** Start of Provided data **
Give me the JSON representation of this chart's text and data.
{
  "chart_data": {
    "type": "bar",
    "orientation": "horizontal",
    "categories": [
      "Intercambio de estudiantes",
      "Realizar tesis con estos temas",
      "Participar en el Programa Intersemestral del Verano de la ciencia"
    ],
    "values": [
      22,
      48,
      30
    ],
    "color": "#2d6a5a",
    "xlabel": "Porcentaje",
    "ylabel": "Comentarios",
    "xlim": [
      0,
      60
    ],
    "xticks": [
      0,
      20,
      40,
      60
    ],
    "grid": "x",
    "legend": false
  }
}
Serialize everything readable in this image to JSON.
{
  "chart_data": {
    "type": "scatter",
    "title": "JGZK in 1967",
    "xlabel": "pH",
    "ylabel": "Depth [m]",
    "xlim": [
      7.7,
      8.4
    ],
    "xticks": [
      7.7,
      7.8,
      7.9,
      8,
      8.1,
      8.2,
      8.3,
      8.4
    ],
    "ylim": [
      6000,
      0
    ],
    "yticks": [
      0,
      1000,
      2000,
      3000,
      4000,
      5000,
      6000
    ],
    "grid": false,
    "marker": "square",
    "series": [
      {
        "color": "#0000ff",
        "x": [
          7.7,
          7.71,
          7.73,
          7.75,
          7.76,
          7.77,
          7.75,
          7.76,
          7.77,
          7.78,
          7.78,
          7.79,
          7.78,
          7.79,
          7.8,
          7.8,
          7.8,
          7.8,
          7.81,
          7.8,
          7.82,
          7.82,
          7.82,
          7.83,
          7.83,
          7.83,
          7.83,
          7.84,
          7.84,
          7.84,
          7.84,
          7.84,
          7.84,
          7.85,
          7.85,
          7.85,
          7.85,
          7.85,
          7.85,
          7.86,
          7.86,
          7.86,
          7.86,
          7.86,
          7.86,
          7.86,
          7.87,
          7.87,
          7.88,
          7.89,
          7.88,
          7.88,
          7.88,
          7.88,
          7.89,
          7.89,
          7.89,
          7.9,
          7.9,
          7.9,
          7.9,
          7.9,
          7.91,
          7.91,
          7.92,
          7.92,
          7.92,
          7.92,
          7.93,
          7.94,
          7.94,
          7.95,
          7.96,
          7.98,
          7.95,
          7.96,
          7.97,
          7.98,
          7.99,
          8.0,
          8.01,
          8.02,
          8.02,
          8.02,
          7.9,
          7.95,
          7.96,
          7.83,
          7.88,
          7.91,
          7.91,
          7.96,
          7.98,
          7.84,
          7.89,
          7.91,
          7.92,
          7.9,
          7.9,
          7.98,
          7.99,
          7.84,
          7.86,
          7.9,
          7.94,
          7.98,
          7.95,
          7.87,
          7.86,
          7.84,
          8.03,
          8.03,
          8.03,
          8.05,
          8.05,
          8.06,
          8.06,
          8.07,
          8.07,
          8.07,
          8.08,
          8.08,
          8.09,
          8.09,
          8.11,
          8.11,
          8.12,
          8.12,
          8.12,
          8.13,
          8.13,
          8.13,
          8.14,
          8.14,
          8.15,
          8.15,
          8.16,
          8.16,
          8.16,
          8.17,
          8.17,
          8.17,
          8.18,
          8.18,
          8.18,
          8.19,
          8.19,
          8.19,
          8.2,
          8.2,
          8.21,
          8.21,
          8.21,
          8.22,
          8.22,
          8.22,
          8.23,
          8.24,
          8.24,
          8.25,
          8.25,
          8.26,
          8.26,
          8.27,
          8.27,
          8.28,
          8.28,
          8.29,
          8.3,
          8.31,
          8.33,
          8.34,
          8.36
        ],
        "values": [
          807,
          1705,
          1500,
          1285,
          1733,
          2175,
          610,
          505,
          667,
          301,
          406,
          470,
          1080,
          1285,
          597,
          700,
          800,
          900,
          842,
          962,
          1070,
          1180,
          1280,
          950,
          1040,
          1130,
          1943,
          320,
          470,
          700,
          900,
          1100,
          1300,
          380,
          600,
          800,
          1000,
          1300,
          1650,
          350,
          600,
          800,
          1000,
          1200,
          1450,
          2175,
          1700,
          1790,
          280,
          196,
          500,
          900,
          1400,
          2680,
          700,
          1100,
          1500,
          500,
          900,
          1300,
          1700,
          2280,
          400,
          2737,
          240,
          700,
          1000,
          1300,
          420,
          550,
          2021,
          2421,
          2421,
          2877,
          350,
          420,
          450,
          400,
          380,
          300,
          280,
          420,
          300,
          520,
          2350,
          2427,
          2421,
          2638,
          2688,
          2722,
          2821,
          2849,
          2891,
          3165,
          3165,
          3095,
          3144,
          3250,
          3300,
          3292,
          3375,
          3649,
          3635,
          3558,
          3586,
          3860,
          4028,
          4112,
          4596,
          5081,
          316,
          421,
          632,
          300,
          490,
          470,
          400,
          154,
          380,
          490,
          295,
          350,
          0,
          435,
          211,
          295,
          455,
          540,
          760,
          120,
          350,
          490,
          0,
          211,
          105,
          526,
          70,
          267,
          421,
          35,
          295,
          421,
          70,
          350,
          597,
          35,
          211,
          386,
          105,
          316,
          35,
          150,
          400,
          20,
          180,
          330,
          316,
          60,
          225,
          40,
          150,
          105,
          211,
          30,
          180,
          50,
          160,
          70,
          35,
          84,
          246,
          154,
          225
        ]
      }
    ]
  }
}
** End of Provided data **
* [Work to be completed]:
Word for word, extract all the records.

* [Task response]:
Give me the JSON representation of this chart's text and data.
{
  "chart_data": {
    "type": "bar",
    "orientation": "horizontal",
    "categories": [
      "Intercambio de estudiantes",
      "Realizar tesis con estos temas",
      "Participar en el Programa Intersemestral del Verano de la ciencia"
    ],
    "values": [
      22,
      48,
      30
    ],
    "color": "#2d6a5a",
    "xlabel": "Porcentaje",
    "ylabel": "Comentarios",
    "xlim": [
      0,
      60
    ],
    "xticks": [
      0,
      20,
      40,
      60
    ],
    "grid": "x",
    "legend": false
  }
}
Serialize everything readable in this image to JSON.
{
  "chart_data": {
    "type": "scatter",
    "title": "JGZK in 1967",
    "xlabel": "pH",
    "ylabel": "Depth [m]",
    "xlim": [
      7.7,
      8.4
    ],
    "xticks": [
      7.7,
      7.8,
      7.9,
      8,
      8.1,
      8.2,
      8.3,
      8.4
    ],
    "ylim": [
      6000,
      0
    ],
    "yticks": [
      0,
      1000,
      2000,
      3000,
      4000,
      5000,
      6000
    ],
    "grid": false,
    "marker": "square",
    "series": [
      {
        "color": "#0000ff",
        "x": [
          7.7,
          7.71,
          7.73,
          7.75,
          7.76,
          7.77,
          7.75,
          7.76,
          7.77,
          7.78,
          7.78,
          7.79,
          7.78,
          7.79,
          7.8,
          7.8,
          7.8,
          7.8,
          7.81,
          7.8,
          7.82,
          7.82,
          7.82,
          7.83,
          7.83,
          7.83,
          7.83,
          7.84,
          7.84,
          7.84,
          7.84,
          7.84,
          7.84,
          7.85,
          7.85,
          7.85,
          7.85,
          7.85,
          7.85,
          7.86,
          7.86,
          7.86,
          7.86,
          7.86,
          7.86,
          7.86,
          7.87,
          7.87,
          7.88,
          7.89,
          7.88,
          7.88,
          7.88,
          7.88,
          7.89,
          7.89,
          7.89,
          7.9,
          7.9,
          7.9,
          7.9,
          7.9,
          7.91,
          7.91,
          7.92,
          7.92,
          7.92,
          7.92,
          7.93,
          7.94,
          7.94,
          7.95,
          7.96,
          7.98,
          7.95,
          7.96,
          7.97,
          7.98,
          7.99,
          8.0,
          8.01,
          8.02,
          8.02,
          8.02,
          7.9,
          7.95,
          7.96,
          7.83,
          7.88,
          7.91,
          7.91,
          7.96,
          7.98,
          7.84,
          7.89,
          7.91,
          7.92,
          7.9,
          7.9,
          7.98,
          7.99,
          7.84,
          7.86,
          7.9,
          7.94,
          7.98,
          7.95,
          7.87,
          7.86,
          7.84,
          8.03,
          8.03,
          8.03,
          8.05,
          8.05,
          8.06,
          8.06,
          8.07,
          8.07,
          8.07,
          8.08,
          8.08,
          8.09,
          8.09,
          8.11,
          8.11,
          8.12,
          8.12,
          8.12,
          8.13,
          8.13,
          8.13,
          8.14,
          8.14,
          8.15,
          8.15,
          8.16,
          8.16,
          8.16,
          8.17,
          8.17,
          8.17,
          8.18,
          8.18,
          8.18,
          8.19,
          8.19,
          8.19,
          8.2,
          8.2,
          8.21,
          8.21,
          8.21,
          8.22,
          8.22,
          8.22,
          8.23,
          8.24,
          8.24,
          8.25,
          8.25,
          8.26,
          8.26,
          8.27,
          8.27,
          8.28,
          8.28,
          8.29,
          8.3,
          8.31,
          8.33,
          8.34,
          8.36
        ],
        "values": [
          807,
          1705,
          1500,
          1285,
          1733,
          2175,
          610,
          505,
          667,
          301,
          406,
          470,
          1080,
          1285,
          597,
          700,
          800,
          900,
          842,
          962,
          1070,
          1180,
          1280,
          950,
          1040,
          1130,
          1943,
          320,
          470,
          700,
          900,
          1100,
          1300,
          380,
          600,
          800,
          1000,
          1300,
          1650,
          350,
          600,
          800,
          1000,
          1200,
          1450,
          2175,
          1700,
          1790,
          280,
          196,
          500,
          900,
          1400,
          2680,
          700,
          1100,
          1500,
          500,
          900,
          1300,
          1700,
          2280,
          400,
          2737,
          240,
          700,
          1000,
          1300,
          420,
          550,
          2021,
          2421,
          2421,
          2877,
          350,
          420,
          450,
          400,
          380,
          300,
          280,
          420,
          300,
          520,
          2350,
          2427,
          2421,
          2638,
          2688,
          2722,
          2821,
          2849,
          2891,
          3165,
          3165,
          3095,
          3144,
          3250,
          3300,
          3292,
          3375,
          3649,
          3635,
          3558,
          3586,
          3860,
          4028,
          4112,
          4596,
          5081,
          316,
          421,
          632,
          300,
          490,
          470,
          400,
          154,
          380,
          490,
          295,
          350,
          0,
          435,
          211,
          295,
          455,
          540,
          760,
          120,
          350,
          490,
          0,
          211,
          105,
          526,
          70,
          267,
          421,
          35,
          295,
          421,
          70,
          350,
          597,
          35,
          211,
          386,
          105,
          316,
          35,
          150,
          400,
          20,
          180,
          330,
          316,
          60,
          225,
          40,
          150,
          105,
          211,
          30,
          180,
          50,
          160,
          70,
          35,
          84,
          246,
          154,
          225
        ]
      }
    ]
  }
}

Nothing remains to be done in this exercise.